▶ _WHAT YOU HAVE TO DO_: Work out how many lines in the data hold the word "using", and reply with that number only.

— START —

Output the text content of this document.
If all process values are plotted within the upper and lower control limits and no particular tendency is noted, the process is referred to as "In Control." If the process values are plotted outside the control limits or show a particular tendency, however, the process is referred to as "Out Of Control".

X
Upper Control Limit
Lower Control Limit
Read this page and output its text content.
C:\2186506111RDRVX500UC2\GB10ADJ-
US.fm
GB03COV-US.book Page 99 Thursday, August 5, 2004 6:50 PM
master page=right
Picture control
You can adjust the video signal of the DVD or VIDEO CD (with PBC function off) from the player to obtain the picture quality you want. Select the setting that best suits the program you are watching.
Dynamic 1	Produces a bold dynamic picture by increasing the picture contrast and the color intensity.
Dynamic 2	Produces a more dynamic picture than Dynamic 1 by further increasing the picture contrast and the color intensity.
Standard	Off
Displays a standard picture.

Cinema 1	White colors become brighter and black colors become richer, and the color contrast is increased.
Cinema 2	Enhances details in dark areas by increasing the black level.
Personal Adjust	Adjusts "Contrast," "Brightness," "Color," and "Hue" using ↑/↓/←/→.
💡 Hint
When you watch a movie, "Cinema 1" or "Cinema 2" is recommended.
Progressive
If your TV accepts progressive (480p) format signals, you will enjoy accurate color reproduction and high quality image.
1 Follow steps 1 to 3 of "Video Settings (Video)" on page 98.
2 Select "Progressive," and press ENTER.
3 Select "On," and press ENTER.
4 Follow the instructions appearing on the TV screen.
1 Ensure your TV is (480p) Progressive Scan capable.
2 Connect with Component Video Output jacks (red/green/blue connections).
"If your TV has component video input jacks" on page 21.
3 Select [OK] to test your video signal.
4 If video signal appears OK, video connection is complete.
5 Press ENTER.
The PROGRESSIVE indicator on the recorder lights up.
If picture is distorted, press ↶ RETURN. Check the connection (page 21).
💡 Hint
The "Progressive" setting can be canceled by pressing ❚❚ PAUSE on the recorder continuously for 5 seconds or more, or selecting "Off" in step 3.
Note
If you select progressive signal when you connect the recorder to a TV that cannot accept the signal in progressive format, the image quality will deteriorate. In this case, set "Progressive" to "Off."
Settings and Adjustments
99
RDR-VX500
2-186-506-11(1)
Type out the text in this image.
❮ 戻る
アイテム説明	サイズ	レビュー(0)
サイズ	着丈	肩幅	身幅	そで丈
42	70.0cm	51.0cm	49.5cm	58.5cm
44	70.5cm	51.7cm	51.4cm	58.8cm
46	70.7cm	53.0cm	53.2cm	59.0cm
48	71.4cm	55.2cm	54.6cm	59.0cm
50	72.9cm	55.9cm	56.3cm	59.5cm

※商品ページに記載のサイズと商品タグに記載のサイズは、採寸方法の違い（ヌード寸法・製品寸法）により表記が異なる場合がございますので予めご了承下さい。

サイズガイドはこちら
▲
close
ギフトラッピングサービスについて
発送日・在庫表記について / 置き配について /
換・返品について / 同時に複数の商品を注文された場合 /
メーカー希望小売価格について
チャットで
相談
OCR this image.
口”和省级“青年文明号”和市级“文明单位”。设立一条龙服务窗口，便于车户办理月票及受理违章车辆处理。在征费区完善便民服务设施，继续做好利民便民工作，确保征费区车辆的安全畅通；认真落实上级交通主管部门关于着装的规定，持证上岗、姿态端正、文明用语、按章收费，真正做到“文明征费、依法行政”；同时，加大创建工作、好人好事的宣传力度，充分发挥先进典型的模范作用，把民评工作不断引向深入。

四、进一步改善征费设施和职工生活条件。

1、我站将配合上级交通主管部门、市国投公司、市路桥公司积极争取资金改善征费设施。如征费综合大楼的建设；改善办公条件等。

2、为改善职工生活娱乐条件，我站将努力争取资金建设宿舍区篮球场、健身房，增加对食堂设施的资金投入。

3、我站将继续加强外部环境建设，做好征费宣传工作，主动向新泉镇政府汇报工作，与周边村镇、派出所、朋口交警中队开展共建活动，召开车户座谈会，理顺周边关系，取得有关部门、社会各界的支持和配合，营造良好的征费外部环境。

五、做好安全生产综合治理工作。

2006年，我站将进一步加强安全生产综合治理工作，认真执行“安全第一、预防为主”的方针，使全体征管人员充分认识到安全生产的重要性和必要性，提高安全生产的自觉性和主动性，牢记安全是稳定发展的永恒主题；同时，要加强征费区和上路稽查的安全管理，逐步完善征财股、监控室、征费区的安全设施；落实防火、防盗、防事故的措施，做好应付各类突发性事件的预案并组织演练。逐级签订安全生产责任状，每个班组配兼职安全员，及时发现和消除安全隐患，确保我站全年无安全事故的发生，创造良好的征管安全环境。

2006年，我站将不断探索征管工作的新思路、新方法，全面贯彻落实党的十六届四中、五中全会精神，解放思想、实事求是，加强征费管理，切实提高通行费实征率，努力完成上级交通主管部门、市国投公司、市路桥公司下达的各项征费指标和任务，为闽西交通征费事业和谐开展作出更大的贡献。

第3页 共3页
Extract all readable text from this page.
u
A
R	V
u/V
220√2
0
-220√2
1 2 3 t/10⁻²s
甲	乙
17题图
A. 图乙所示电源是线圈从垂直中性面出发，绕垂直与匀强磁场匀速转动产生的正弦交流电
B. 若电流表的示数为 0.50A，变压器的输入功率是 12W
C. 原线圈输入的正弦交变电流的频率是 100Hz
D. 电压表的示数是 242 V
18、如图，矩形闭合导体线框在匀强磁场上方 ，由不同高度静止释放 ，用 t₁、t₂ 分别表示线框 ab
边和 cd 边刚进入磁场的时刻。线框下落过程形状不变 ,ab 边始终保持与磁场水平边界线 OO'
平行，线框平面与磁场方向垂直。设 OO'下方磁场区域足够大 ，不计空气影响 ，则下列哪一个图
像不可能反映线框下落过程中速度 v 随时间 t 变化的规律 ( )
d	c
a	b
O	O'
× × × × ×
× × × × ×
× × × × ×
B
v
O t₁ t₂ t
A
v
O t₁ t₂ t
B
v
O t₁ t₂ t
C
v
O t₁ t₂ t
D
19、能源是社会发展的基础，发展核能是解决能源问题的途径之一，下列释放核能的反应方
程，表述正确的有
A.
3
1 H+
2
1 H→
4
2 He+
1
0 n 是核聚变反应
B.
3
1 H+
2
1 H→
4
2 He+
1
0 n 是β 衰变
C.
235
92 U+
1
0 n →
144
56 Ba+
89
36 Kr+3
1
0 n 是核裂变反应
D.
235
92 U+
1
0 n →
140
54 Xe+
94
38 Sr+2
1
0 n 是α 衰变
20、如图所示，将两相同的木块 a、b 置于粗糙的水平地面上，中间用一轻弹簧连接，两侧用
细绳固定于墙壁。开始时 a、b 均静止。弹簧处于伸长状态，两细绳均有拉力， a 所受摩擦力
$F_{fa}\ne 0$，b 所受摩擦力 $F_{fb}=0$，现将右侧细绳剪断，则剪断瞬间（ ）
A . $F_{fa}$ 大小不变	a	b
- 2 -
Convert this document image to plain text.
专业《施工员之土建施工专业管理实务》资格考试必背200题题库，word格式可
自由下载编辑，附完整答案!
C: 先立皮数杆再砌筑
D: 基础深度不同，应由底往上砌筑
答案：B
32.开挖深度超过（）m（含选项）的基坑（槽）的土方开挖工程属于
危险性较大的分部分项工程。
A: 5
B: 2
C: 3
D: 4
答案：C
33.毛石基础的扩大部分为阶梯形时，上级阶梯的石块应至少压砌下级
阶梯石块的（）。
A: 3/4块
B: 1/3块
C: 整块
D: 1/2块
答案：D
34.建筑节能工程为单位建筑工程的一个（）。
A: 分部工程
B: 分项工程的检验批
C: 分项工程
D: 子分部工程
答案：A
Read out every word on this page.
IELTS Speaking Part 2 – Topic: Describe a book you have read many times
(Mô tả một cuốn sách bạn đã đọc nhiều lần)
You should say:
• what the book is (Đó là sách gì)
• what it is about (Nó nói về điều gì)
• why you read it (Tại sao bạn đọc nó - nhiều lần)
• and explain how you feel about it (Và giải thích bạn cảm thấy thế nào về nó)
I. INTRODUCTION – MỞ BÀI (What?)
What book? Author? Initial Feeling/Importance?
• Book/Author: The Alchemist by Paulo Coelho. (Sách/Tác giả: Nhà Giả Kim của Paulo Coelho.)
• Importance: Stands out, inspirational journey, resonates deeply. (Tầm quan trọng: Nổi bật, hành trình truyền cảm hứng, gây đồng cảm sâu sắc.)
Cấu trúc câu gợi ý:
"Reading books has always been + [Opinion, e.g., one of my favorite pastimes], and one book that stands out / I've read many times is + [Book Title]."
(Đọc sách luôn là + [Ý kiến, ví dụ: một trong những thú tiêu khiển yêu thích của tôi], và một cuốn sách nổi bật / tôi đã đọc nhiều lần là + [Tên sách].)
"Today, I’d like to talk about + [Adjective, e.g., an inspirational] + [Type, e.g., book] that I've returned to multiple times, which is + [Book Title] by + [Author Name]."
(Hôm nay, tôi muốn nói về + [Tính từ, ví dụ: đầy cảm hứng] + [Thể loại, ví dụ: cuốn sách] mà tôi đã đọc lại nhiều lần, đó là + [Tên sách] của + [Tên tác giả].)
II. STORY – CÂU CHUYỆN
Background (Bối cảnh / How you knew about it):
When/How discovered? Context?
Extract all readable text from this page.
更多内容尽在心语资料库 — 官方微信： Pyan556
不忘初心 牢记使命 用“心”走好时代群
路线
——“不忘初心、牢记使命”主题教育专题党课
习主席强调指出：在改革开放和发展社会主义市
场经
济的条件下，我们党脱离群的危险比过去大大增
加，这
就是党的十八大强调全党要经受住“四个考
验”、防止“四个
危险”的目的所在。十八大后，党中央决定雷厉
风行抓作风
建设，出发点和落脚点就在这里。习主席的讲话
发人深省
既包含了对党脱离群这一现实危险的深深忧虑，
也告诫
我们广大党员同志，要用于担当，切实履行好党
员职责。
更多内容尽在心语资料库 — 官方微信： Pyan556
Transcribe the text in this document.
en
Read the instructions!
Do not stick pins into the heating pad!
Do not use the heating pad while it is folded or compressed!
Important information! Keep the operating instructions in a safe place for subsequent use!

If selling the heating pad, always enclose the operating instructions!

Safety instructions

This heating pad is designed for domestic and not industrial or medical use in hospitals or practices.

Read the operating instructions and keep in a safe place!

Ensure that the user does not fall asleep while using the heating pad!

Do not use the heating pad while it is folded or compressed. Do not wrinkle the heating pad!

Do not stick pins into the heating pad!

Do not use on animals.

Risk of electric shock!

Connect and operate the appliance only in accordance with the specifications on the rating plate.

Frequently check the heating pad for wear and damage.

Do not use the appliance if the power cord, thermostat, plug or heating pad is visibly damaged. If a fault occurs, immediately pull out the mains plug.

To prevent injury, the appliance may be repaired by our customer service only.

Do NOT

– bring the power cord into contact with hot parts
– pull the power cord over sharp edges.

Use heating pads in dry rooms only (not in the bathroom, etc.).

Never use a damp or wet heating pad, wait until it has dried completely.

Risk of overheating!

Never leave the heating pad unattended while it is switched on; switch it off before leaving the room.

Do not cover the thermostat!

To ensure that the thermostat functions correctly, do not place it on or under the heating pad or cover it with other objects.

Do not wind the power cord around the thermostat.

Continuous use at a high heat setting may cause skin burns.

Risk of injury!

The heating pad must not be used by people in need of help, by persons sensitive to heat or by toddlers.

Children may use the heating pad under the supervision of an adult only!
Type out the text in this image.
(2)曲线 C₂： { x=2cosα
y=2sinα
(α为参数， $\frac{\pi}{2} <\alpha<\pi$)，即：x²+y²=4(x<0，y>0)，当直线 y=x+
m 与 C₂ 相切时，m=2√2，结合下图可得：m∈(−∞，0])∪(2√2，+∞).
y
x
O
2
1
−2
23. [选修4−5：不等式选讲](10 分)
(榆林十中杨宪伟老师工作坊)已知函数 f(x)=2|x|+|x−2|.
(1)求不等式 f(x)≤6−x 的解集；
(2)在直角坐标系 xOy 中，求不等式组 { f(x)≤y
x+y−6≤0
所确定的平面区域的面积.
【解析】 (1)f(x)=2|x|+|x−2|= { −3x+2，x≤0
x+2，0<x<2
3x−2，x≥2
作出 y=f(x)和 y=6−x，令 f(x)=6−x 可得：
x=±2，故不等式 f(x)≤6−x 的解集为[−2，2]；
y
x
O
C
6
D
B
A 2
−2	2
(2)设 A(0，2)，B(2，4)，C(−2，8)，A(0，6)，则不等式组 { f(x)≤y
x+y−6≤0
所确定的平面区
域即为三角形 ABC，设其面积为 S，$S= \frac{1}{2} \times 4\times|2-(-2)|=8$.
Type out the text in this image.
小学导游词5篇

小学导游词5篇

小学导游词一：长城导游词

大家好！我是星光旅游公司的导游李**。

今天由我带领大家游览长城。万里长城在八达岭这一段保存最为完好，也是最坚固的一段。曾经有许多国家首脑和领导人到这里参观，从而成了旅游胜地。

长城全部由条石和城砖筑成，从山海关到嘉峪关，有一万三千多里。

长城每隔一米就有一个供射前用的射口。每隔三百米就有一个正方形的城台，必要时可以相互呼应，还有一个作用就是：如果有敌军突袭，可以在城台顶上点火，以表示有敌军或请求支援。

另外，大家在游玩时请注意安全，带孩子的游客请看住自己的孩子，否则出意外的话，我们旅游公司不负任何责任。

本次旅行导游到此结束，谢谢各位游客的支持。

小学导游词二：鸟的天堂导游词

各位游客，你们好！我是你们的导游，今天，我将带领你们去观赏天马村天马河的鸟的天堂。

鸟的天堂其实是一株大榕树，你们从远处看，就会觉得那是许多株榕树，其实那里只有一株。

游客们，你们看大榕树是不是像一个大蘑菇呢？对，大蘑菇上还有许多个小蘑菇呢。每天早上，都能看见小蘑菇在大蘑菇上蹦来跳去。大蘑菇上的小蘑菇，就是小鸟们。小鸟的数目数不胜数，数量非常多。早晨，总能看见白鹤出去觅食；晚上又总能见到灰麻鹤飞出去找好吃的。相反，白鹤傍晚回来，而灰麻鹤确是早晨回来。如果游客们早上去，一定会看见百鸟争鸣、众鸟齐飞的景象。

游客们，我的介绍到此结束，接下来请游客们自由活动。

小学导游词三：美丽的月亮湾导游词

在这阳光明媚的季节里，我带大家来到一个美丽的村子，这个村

— END —

▶ _REPLY TO THE EXERCISE_: 2